● Objective
Quote all of the data exactly as given. Skip every picture it contains.

● Task input
- - - - - - -
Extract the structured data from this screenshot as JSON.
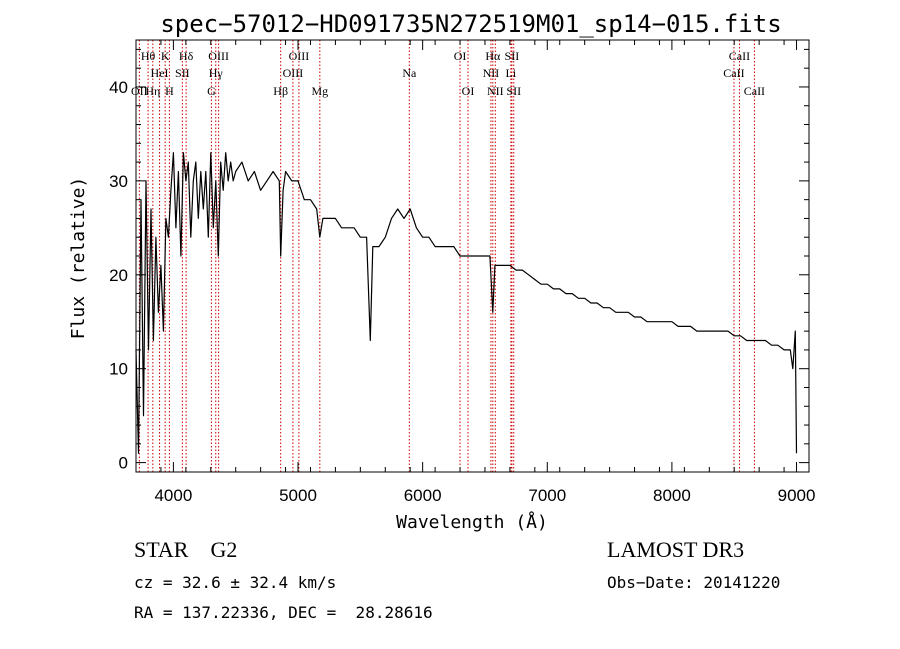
{
  "chart_data": {
    "type": "line",
    "title": "spec−57012−HD091735N272519M01_sp14−015.fits",
    "xlabel": "Wavelength (Å)",
    "ylabel": "Flux (relative)",
    "xlim": [
      3700,
      9100
    ],
    "ylim": [
      -1,
      45
    ],
    "xticks": [
      4000,
      5000,
      6000,
      7000,
      8000,
      9000
    ],
    "yticks": [
      0,
      10,
      20,
      30,
      40
    ],
    "grid": false,
    "series": [
      {
        "name": "flux",
        "x": [
          3700,
          3720,
          3740,
          3760,
          3780,
          3800,
          3820,
          3840,
          3860,
          3880,
          3900,
          3920,
          3940,
          3960,
          3980,
          4000,
          4020,
          4040,
          4060,
          4080,
          4100,
          4120,
          4140,
          4160,
          4180,
          4200,
          4220,
          4240,
          4260,
          4280,
          4300,
          4320,
          4340,
          4360,
          4380,
          4400,
          4420,
          4440,
          4460,
          4480,
          4500,
          4550,
          4600,
          4650,
          4700,
          4750,
          4800,
          4850,
          4861,
          4880,
          4900,
          4950,
          5000,
          5050,
          5100,
          5150,
          5175,
          5200,
          5250,
          5300,
          5350,
          5400,
          5450,
          5500,
          5550,
          5580,
          5600,
          5650,
          5700,
          5750,
          5800,
          5850,
          5900,
          5950,
          6000,
          6050,
          6100,
          6150,
          6200,
          6250,
          6300,
          6350,
          6400,
          6450,
          6500,
          6540,
          6563,
          6580,
          6600,
          6650,
          6700,
          6750,
          6800,
          6850,
          6900,
          6950,
          7000,
          7050,
          7100,
          7150,
          7200,
          7250,
          7300,
          7350,
          7400,
          7450,
          7500,
          7550,
          7600,
          7650,
          7700,
          7750,
          7800,
          7850,
          7900,
          7950,
          8000,
          8050,
          8100,
          8150,
          8200,
          8250,
          8300,
          8350,
          8400,
          8450,
          8500,
          8550,
          8600,
          8650,
          8700,
          8750,
          8800,
          8850,
          8900,
          8950,
          8970,
          8990,
          9000
        ],
        "y": [
          12,
          1,
          28,
          5,
          30,
          12,
          27,
          13,
          24,
          16,
          21,
          14,
          26,
          24,
          29,
          33,
          25,
          31,
          22,
          33,
          30,
          32,
          24,
          30,
          32,
          26,
          31,
          27,
          31,
          24,
          33,
          25,
          30,
          22,
          32,
          29,
          33,
          30,
          32,
          30,
          31,
          32,
          30,
          31,
          29,
          30,
          31,
          30,
          22,
          29,
          31,
          30,
          30,
          28,
          28,
          27,
          24,
          26,
          26,
          26,
          25,
          25,
          25,
          24,
          24,
          13,
          23,
          23,
          24,
          26,
          27,
          26,
          27,
          25,
          24,
          24,
          23,
          23,
          23,
          23,
          22,
          22,
          22,
          22,
          22,
          22,
          16,
          21,
          21,
          21,
          21,
          20.5,
          20.5,
          20,
          19.5,
          19,
          19,
          18.5,
          18.5,
          18,
          18,
          17.5,
          17.5,
          17,
          17,
          16.5,
          16.5,
          16,
          16,
          16,
          15.5,
          15.5,
          15,
          15,
          15,
          15,
          15,
          14.5,
          14.5,
          14.5,
          14,
          14,
          14,
          14,
          14,
          14,
          13.5,
          13.5,
          13,
          13,
          13,
          13,
          12.5,
          12.5,
          12,
          12,
          10,
          14,
          1
        ]
      }
    ],
    "lines": [
      {
        "name": "OII",
        "x": 3727,
        "label": "OII",
        "row": 2
      },
      {
        "name": "Hη",
        "x": 3835,
        "label": "Hη",
        "row": 2
      },
      {
        "name": "Hθ",
        "x": 3797,
        "label": "Hθ",
        "row": 0
      },
      {
        "name": "HeI",
        "x": 3889,
        "label": "HeI",
        "row": 1
      },
      {
        "name": "K",
        "x": 3934,
        "label": "K",
        "row": 0
      },
      {
        "name": "SII",
        "x": 4072,
        "label": "SII",
        "row": 1
      },
      {
        "name": "H",
        "x": 3968,
        "label": "H",
        "row": 2
      },
      {
        "name": "Hδ",
        "x": 4102,
        "label": "Hδ",
        "row": 0
      },
      {
        "name": "OIII-4363",
        "x": 4363,
        "label": "OIII",
        "row": 0
      },
      {
        "name": "Hγ",
        "x": 4340,
        "label": "Hγ",
        "row": 1
      },
      {
        "name": "G",
        "x": 4305,
        "label": "G",
        "row": 2
      },
      {
        "name": "Hβ",
        "x": 4861,
        "label": "Hβ",
        "row": 2
      },
      {
        "name": "OIII-5007",
        "x": 5007,
        "label": "OIII",
        "row": 0
      },
      {
        "name": "OIII-4959",
        "x": 4959,
        "label": "OIII",
        "row": 1
      },
      {
        "name": "Mg",
        "x": 5175,
        "label": "Mg",
        "row": 2
      },
      {
        "name": "Na",
        "x": 5893,
        "label": "Na",
        "row": 1
      },
      {
        "name": "OI-6300",
        "x": 6300,
        "label": "OI",
        "row": 0
      },
      {
        "name": "OI-6364",
        "x": 6364,
        "label": "OI",
        "row": 2
      },
      {
        "name": "Hα",
        "x": 6563,
        "label": "Hα",
        "row": 0
      },
      {
        "name": "NII-6548",
        "x": 6548,
        "label": "NII",
        "row": 1
      },
      {
        "name": "NII-6583",
        "x": 6583,
        "label": "NII",
        "row": 2
      },
      {
        "name": "SII-6716",
        "x": 6716,
        "label": "SII",
        "row": 0
      },
      {
        "name": "Li",
        "x": 6708,
        "label": "Li",
        "row": 1
      },
      {
        "name": "SII-6731",
        "x": 6731,
        "label": "SII",
        "row": 2
      },
      {
        "name": "CaII-8542",
        "x": 8542,
        "label": "CaII",
        "row": 0
      },
      {
        "name": "CaII-8498",
        "x": 8498,
        "label": "CaII",
        "row": 1
      },
      {
        "name": "CaII-8662",
        "x": 8662,
        "label": "CaII",
        "row": 2
      }
    ]
  },
  "footer": {
    "object_class": "STAR    G2",
    "survey": "LAMOST DR3",
    "redshift": "cz = 32.6 ± 32.4 km/s",
    "obs_date": "Obs−Date: 20141220",
    "coords": "RA = 137.22336, DEC =  28.28616"
  },
  "colors": {
    "spectrum": "#000000",
    "line_markers": "#cc0000",
    "axes": "#000000",
    "background": "#ffffff"
  }
}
- - - - - - -
● Result of this exercise
Extract the structured data from this screenshot as JSON.
{
  "chart_data": {
    "type": "line",
    "title": "spec−57012−HD091735N272519M01_sp14−015.fits",
    "xlabel": "Wavelength (Å)",
    "ylabel": "Flux (relative)",
    "xlim": [
      3700,
      9100
    ],
    "ylim": [
      -1,
      45
    ],
    "xticks": [
      4000,
      5000,
      6000,
      7000,
      8000,
      9000
    ],
    "yticks": [
      0,
      10,
      20,
      30,
      40
    ],
    "grid": false,
    "series": [
      {
        "name": "flux",
        "x": [
          3700,
          3720,
          3740,
          3760,
          3780,
          3800,
          3820,
          3840,
          3860,
          3880,
          3900,
          3920,
          3940,
          3960,
          3980,
          4000,
          4020,
          4040,
          4060,
          4080,
          4100,
          4120,
          4140,
          4160,
          4180,
          4200,
          4220,
          4240,
          4260,
          4280,
          4300,
          4320,
          4340,
          4360,
          4380,
          4400,
          4420,
          4440,
          4460,
          4480,
          4500,
          4550,
          4600,
          4650,
          4700,
          4750,
          4800,
          4850,
          4861,
          4880,
          4900,
          4950,
          5000,
          5050,
          5100,
          5150,
          5175,
          5200,
          5250,
          5300,
          5350,
          5400,
          5450,
          5500,
          5550,
          5580,
          5600,
          5650,
          5700,
          5750,
          5800,
          5850,
          5900,
          5950,
          6000,
          6050,
          6100,
          6150,
          6200,
          6250,
          6300,
          6350,
          6400,
          6450,
          6500,
          6540,
          6563,
          6580,
          6600,
          6650,
          6700,
          6750,
          6800,
          6850,
          6900,
          6950,
          7000,
          7050,
          7100,
          7150,
          7200,
          7250,
          7300,
          7350,
          7400,
          7450,
          7500,
          7550,
          7600,
          7650,
          7700,
          7750,
          7800,
          7850,
          7900,
          7950,
          8000,
          8050,
          8100,
          8150,
          8200,
          8250,
          8300,
          8350,
          8400,
          8450,
          8500,
          8550,
          8600,
          8650,
          8700,
          8750,
          8800,
          8850,
          8900,
          8950,
          8970,
          8990,
          9000
        ],
        "y": [
          12,
          1,
          28,
          5,
          30,
          12,
          27,
          13,
          24,
          16,
          21,
          14,
          26,
          24,
          29,
          33,
          25,
          31,
          22,
          33,
          30,
          32,
          24,
          30,
          32,
          26,
          31,
          27,
          31,
          24,
          33,
          25,
          30,
          22,
          32,
          29,
          33,
          30,
          32,
          30,
          31,
          32,
          30,
          31,
          29,
          30,
          31,
          30,
          22,
          29,
          31,
          30,
          30,
          28,
          28,
          27,
          24,
          26,
          26,
          26,
          25,
          25,
          25,
          24,
          24,
          13,
          23,
          23,
          24,
          26,
          27,
          26,
          27,
          25,
          24,
          24,
          23,
          23,
          23,
          23,
          22,
          22,
          22,
          22,
          22,
          22,
          16,
          21,
          21,
          21,
          21,
          20.5,
          20.5,
          20,
          19.5,
          19,
          19,
          18.5,
          18.5,
          18,
          18,
          17.5,
          17.5,
          17,
          17,
          16.5,
          16.5,
          16,
          16,
          16,
          15.5,
          15.5,
          15,
          15,
          15,
          15,
          15,
          14.5,
          14.5,
          14.5,
          14,
          14,
          14,
          14,
          14,
          14,
          13.5,
          13.5,
          13,
          13,
          13,
          13,
          12.5,
          12.5,
          12,
          12,
          10,
          14,
          1
        ]
      }
    ],
    "lines": [
      {
        "name": "OII",
        "x": 3727,
        "label": "OII",
        "row": 2
      },
      {
        "name": "Hη",
        "x": 3835,
        "label": "Hη",
        "row": 2
      },
      {
        "name": "Hθ",
        "x": 3797,
        "label": "Hθ",
        "row": 0
      },
      {
        "name": "HeI",
        "x": 3889,
        "label": "HeI",
        "row": 1
      },
      {
        "name": "K",
        "x": 3934,
        "label": "K",
        "row": 0
      },
      {
        "name": "SII",
        "x": 4072,
        "label": "SII",
        "row": 1
      },
      {
        "name": "H",
        "x": 3968,
        "label": "H",
        "row": 2
      },
      {
        "name": "Hδ",
        "x": 4102,
        "label": "Hδ",
        "row": 0
      },
      {
        "name": "OIII-4363",
        "x": 4363,
        "label": "OIII",
        "row": 0
      },
      {
        "name": "Hγ",
        "x": 4340,
        "label": "Hγ",
        "row": 1
      },
      {
        "name": "G",
        "x": 4305,
        "label": "G",
        "row": 2
      },
      {
        "name": "Hβ",
        "x": 4861,
        "label": "Hβ",
        "row": 2
      },
      {
        "name": "OIII-5007",
        "x": 5007,
        "label": "OIII",
        "row": 0
      },
      {
        "name": "OIII-4959",
        "x": 4959,
        "label": "OIII",
        "row": 1
      },
      {
        "name": "Mg",
        "x": 5175,
        "label": "Mg",
        "row": 2
      },
      {
        "name": "Na",
        "x": 5893,
        "label": "Na",
        "row": 1
      },
      {
        "name": "OI-6300",
        "x": 6300,
        "label": "OI",
        "row": 0
      },
      {
        "name": "OI-6364",
        "x": 6364,
        "label": "OI",
        "row": 2
      },
      {
        "name": "Hα",
        "x": 6563,
        "label": "Hα",
        "row": 0
      },
      {
        "name": "NII-6548",
        "x": 6548,
        "label": "NII",
        "row": 1
      },
      {
        "name": "NII-6583",
        "x": 6583,
        "label": "NII",
        "row": 2
      },
      {
        "name": "SII-6716",
        "x": 6716,
        "label": "SII",
        "row": 0
      },
      {
        "name": "Li",
        "x": 6708,
        "label": "Li",
        "row": 1
      },
      {
        "name": "SII-6731",
        "x": 6731,
        "label": "SII",
        "row": 2
      },
      {
        "name": "CaII-8542",
        "x": 8542,
        "label": "CaII",
        "row": 0
      },
      {
        "name": "CaII-8498",
        "x": 8498,
        "label": "CaII",
        "row": 1
      },
      {
        "name": "CaII-8662",
        "x": 8662,
        "label": "CaII",
        "row": 2
      }
    ]
  },
  "footer": {
    "object_class": "STAR    G2",
    "survey": "LAMOST DR3",
    "redshift": "cz = 32.6 ± 32.4 km/s",
    "obs_date": "Obs−Date: 20141220",
    "coords": "RA = 137.22336, DEC =  28.28616"
  },
  "colors": {
    "spectrum": "#000000",
    "line_markers": "#cc0000",
    "axes": "#000000",
    "background": "#ffffff"
  }
}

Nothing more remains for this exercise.